Element and coordinate records:

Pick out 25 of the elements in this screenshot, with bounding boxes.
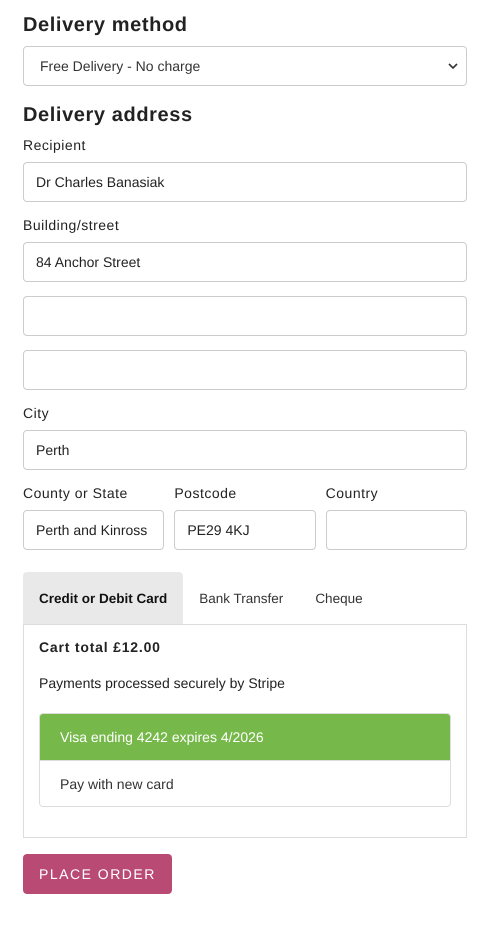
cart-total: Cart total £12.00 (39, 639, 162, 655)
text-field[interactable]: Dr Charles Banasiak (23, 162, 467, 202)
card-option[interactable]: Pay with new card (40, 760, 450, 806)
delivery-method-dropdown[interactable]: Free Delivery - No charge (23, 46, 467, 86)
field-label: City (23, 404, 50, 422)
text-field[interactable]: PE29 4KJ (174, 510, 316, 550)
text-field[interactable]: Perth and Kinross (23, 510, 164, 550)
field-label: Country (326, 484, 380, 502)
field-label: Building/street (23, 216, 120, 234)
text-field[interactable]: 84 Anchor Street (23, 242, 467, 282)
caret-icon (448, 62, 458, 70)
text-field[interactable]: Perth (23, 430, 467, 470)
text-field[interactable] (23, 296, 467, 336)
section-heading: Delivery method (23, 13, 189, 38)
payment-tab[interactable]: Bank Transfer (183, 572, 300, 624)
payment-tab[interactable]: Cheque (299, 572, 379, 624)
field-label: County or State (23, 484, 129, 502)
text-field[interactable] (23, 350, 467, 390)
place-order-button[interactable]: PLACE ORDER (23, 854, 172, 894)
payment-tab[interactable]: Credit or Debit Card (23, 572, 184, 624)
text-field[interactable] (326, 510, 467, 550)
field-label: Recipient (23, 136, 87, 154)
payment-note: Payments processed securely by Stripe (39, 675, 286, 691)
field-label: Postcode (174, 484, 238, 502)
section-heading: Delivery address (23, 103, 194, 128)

▶ _Instructions to follow_
Transcribe the stretch of the listing from the line containing "cart-total: Cart total" through the line containing "field-label: City (23, 404, 50, 422)", both ends included, with every character unchanged.

▶ _Task solution_
cart-total: Cart total £12.00 (39, 639, 162, 655)
text-field[interactable]: Dr Charles Banasiak (23, 162, 467, 202)
card-option[interactable]: Pay with new card (40, 760, 450, 806)
delivery-method-dropdown[interactable]: Free Delivery - No charge (23, 46, 467, 86)
field-label: City (23, 404, 50, 422)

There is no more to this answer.